■ **What is expected**: Check every line of the material below for the string "daytime", and return the ones that have it.
:: Source material
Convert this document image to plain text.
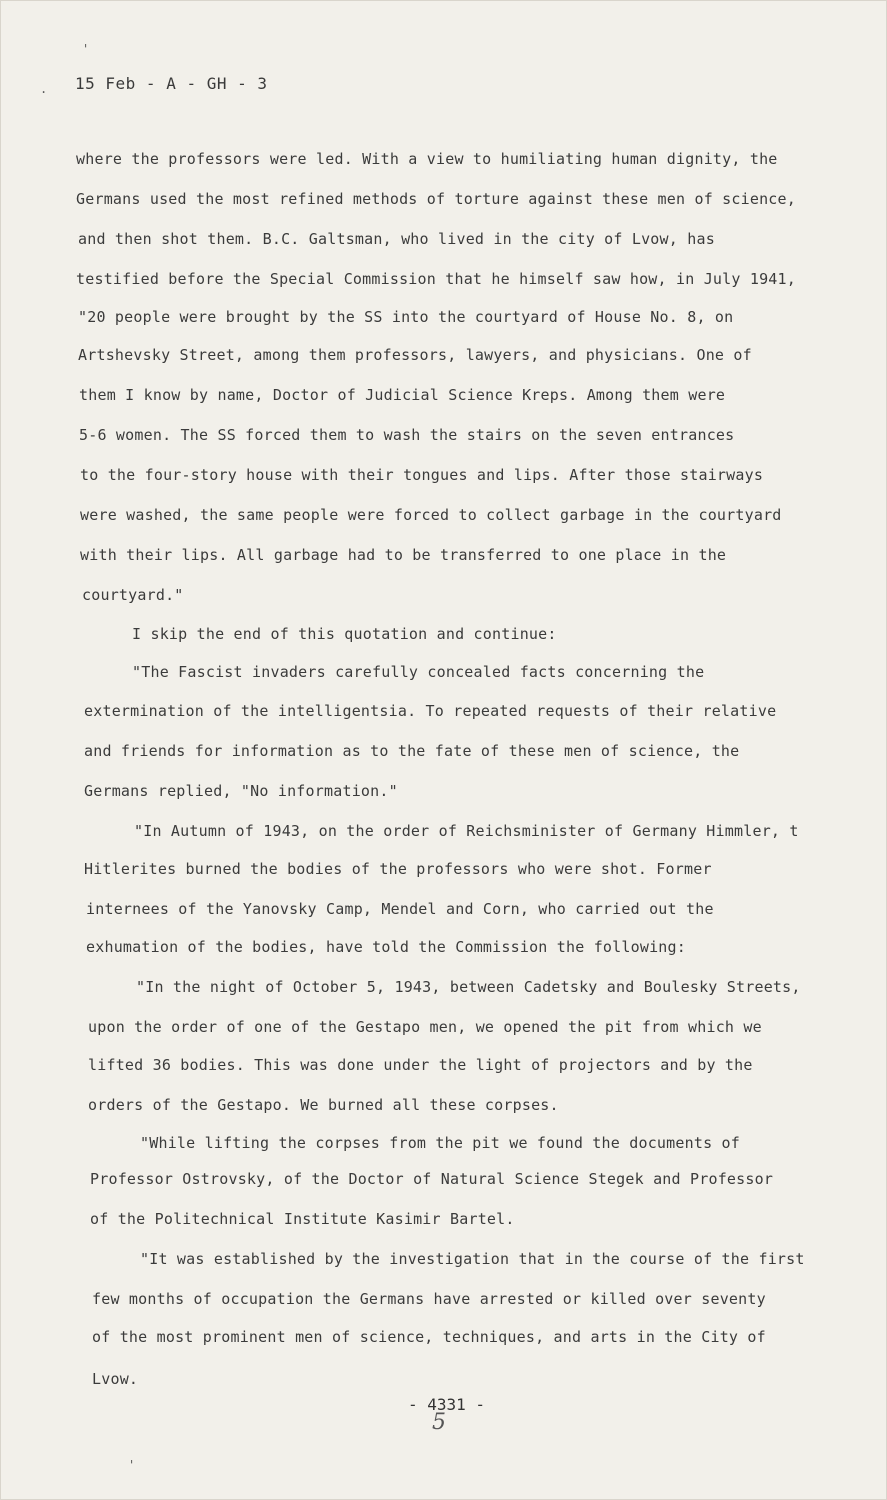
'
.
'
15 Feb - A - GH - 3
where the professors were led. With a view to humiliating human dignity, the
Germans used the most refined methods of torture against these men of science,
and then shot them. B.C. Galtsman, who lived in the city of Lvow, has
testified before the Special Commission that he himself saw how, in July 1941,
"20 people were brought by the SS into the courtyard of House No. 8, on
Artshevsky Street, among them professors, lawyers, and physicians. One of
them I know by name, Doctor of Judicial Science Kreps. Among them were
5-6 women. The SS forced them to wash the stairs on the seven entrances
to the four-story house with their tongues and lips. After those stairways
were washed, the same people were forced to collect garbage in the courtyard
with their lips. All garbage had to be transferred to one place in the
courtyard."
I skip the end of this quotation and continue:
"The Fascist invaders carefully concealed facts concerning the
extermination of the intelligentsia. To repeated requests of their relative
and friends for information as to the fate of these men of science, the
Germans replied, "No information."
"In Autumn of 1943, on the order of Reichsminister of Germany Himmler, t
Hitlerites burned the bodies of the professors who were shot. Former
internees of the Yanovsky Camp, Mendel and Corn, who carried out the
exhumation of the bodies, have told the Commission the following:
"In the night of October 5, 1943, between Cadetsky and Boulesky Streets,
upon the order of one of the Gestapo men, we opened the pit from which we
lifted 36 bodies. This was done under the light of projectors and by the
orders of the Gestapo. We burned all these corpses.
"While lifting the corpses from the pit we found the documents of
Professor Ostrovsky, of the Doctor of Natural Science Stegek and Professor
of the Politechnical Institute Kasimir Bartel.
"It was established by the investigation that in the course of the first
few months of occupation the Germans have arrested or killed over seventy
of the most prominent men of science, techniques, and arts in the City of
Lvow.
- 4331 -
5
::::
:: Source material
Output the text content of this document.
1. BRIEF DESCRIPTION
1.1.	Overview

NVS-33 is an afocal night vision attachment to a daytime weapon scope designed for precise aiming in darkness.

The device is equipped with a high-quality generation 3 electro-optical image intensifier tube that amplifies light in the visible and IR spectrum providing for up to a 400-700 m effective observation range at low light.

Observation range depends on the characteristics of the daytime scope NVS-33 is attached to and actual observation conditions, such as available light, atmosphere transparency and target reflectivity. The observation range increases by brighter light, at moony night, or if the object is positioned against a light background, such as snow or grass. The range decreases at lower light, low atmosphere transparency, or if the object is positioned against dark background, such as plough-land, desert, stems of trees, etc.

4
::::
■ **Exercise answer**:
NVS-33 is an afocal night vision attachment to a daytime weapon scope designed for precise aiming in darkness.
Observation range depends on the characteristics of the daytime scope NVS-33 is attached to and actual observation conditions, such as available light, atmosphere transparency and target reflectivity. The observation range increases by brighter light, at moony night, or if the object is positioned against a light background, such as snow or grass. The range decreases at lower light, low atmosphere transparency, or if the object is positioned against dark background, such as plough-land, desert, stems of trees, etc.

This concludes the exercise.